## WORK INSTRUCTIONS
Extract each line where the string "Варава" shows up.

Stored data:
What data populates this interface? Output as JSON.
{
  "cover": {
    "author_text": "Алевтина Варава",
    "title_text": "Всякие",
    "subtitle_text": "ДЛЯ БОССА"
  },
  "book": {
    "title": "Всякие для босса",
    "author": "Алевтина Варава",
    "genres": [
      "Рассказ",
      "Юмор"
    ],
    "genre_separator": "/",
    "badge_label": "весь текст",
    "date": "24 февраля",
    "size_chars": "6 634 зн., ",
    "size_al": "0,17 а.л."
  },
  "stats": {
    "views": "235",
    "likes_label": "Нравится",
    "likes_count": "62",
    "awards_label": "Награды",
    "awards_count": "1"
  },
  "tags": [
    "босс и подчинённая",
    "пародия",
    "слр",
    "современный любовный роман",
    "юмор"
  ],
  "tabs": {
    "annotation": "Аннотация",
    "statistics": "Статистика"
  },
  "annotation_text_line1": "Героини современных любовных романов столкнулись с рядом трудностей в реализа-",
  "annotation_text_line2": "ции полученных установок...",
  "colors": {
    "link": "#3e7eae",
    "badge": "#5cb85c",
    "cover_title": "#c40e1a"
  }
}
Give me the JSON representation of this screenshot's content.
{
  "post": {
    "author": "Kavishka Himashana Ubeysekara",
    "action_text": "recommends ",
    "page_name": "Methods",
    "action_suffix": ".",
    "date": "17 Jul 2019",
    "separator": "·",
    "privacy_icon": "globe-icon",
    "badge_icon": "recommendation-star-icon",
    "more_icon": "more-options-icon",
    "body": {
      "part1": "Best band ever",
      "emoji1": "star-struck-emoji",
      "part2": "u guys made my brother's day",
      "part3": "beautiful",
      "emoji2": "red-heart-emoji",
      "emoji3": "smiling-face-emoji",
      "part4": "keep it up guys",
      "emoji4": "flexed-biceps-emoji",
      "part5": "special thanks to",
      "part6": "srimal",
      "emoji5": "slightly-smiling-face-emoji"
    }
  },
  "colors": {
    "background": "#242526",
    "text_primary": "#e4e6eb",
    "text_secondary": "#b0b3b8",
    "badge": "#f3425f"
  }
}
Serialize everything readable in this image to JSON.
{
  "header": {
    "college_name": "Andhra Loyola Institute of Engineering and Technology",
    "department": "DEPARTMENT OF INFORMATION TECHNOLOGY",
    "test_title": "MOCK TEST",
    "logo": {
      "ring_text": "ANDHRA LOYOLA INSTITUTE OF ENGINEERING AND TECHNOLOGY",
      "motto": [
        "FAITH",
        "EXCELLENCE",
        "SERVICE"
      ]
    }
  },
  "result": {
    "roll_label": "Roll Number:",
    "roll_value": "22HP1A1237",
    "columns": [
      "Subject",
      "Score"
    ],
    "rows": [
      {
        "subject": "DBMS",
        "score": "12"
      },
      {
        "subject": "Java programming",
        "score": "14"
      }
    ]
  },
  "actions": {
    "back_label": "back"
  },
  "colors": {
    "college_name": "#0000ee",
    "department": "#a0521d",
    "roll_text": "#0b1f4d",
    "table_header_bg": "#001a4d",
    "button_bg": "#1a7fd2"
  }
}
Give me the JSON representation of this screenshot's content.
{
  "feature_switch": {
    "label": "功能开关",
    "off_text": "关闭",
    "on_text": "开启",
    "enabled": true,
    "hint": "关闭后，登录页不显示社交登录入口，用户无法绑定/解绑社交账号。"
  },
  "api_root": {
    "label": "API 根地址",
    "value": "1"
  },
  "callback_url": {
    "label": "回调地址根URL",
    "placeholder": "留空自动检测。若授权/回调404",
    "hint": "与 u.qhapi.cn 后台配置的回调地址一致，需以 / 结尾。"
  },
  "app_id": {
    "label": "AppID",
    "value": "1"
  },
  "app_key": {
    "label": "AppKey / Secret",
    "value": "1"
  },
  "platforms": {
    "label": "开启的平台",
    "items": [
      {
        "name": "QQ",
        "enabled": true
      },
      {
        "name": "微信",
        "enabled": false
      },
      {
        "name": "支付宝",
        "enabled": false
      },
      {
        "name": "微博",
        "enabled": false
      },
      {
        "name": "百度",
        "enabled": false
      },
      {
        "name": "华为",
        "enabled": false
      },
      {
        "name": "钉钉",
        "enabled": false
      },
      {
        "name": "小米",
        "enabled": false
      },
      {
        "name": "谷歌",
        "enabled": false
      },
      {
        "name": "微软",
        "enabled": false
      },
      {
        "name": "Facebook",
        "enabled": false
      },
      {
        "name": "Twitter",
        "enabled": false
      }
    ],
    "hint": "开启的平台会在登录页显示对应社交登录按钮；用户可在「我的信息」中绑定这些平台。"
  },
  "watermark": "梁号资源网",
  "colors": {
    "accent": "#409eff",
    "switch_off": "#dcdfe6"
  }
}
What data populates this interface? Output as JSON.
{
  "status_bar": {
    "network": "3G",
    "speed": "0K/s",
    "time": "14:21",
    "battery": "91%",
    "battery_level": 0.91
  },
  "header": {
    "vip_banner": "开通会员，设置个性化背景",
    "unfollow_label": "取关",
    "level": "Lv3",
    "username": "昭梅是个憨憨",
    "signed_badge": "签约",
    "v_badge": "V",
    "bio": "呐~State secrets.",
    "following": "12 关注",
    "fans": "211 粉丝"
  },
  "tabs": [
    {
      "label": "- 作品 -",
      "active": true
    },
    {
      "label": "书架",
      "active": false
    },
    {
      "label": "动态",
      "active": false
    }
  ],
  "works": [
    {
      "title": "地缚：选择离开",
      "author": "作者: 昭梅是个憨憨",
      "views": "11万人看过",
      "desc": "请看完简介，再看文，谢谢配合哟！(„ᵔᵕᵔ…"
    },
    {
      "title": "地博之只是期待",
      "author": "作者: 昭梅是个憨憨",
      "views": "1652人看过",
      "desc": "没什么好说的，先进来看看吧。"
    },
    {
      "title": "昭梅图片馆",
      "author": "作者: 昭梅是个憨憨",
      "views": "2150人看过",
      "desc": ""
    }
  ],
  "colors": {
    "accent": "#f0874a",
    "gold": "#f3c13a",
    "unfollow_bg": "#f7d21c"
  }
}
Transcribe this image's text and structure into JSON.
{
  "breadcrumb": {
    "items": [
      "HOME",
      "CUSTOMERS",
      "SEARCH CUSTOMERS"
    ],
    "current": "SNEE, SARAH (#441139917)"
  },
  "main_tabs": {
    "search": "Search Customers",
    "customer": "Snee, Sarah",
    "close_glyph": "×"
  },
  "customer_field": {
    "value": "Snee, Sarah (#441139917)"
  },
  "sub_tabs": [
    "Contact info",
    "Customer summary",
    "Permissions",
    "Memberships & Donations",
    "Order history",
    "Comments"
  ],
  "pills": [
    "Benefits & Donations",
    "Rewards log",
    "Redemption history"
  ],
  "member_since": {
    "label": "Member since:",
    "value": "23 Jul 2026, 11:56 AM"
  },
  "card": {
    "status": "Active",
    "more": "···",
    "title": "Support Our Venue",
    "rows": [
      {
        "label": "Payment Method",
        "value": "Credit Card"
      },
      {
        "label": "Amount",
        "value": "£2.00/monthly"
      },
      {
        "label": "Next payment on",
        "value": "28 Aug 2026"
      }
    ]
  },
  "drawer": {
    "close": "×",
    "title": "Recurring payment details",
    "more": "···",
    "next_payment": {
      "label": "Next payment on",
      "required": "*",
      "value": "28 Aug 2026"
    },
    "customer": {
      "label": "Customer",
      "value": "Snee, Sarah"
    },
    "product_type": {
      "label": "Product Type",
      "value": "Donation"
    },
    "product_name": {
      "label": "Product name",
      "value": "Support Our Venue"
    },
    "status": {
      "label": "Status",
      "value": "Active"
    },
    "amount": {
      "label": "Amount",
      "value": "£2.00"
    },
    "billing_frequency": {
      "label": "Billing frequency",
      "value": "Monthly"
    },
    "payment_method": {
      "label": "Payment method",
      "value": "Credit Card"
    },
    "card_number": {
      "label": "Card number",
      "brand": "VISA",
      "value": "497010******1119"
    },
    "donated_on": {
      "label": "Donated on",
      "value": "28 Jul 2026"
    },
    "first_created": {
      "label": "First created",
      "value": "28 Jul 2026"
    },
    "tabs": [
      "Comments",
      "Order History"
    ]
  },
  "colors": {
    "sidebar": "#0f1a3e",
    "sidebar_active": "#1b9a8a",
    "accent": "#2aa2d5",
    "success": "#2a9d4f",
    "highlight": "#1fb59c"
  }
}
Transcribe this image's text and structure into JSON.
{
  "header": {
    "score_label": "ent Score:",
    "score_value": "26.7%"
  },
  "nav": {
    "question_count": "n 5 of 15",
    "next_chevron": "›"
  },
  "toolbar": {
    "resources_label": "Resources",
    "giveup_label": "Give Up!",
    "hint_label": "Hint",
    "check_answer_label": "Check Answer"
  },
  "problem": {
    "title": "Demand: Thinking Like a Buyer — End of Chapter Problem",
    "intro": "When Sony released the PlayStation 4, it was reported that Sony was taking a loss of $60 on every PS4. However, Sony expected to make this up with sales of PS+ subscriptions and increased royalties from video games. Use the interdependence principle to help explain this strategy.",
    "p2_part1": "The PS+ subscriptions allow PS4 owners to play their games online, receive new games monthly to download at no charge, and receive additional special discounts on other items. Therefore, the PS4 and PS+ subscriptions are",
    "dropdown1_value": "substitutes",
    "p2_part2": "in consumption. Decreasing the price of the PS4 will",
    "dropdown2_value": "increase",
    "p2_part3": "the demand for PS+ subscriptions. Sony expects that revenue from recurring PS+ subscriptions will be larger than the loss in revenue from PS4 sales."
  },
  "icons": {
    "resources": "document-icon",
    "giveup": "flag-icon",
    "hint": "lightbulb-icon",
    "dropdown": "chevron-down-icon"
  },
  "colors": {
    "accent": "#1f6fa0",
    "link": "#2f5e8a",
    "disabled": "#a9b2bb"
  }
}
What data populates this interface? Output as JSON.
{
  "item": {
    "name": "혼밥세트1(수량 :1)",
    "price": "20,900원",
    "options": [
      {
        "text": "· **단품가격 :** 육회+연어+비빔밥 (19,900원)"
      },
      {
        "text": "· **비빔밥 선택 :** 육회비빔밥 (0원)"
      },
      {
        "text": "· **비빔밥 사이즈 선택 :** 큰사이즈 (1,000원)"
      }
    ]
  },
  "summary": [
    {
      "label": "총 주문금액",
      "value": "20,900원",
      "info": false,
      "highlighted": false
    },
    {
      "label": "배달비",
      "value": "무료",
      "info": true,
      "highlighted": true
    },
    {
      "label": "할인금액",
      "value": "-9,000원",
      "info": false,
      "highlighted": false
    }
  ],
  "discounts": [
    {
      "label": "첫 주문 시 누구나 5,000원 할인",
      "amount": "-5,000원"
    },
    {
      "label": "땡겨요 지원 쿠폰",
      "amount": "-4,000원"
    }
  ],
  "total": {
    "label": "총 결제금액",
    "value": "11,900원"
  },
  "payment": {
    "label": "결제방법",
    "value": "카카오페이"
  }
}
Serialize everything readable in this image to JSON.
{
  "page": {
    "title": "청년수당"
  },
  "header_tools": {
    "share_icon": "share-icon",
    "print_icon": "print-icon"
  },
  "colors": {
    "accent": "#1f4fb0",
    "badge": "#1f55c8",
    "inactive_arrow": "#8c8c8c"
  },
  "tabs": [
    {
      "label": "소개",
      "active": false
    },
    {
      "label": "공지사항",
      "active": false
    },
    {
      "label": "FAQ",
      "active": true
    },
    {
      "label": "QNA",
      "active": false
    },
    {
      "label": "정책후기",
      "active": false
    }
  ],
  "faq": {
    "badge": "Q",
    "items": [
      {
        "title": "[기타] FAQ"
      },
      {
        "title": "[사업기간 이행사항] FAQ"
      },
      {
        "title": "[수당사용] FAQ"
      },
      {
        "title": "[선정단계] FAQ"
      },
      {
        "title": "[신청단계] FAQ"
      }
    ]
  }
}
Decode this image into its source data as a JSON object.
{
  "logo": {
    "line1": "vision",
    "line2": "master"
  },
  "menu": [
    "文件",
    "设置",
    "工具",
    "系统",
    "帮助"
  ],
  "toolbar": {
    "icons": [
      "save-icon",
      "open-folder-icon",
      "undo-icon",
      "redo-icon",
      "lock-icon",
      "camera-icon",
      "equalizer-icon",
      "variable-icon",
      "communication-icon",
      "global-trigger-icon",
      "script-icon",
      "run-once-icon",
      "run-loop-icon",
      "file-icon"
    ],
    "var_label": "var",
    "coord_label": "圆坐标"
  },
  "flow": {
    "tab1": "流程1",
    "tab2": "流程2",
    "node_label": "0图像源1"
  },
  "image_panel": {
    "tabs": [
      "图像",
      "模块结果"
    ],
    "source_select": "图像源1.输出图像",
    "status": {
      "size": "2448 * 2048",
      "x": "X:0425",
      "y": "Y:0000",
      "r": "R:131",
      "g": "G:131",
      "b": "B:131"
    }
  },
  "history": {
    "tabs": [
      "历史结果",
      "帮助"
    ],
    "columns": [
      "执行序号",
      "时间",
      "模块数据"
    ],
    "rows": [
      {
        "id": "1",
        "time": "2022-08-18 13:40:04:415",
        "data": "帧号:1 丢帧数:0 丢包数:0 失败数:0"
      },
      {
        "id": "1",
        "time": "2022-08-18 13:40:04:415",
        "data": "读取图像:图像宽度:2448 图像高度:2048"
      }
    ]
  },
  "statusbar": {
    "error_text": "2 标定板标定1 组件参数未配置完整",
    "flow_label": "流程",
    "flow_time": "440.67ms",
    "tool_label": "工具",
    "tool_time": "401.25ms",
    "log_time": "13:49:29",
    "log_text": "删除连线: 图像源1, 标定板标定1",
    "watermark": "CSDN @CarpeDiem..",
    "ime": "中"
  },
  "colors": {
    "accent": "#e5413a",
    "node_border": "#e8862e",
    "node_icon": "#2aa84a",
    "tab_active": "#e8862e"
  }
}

## COMPLETED TASK
    "author_text": "Алевтина Варава",
    "author": "Алевтина Варава",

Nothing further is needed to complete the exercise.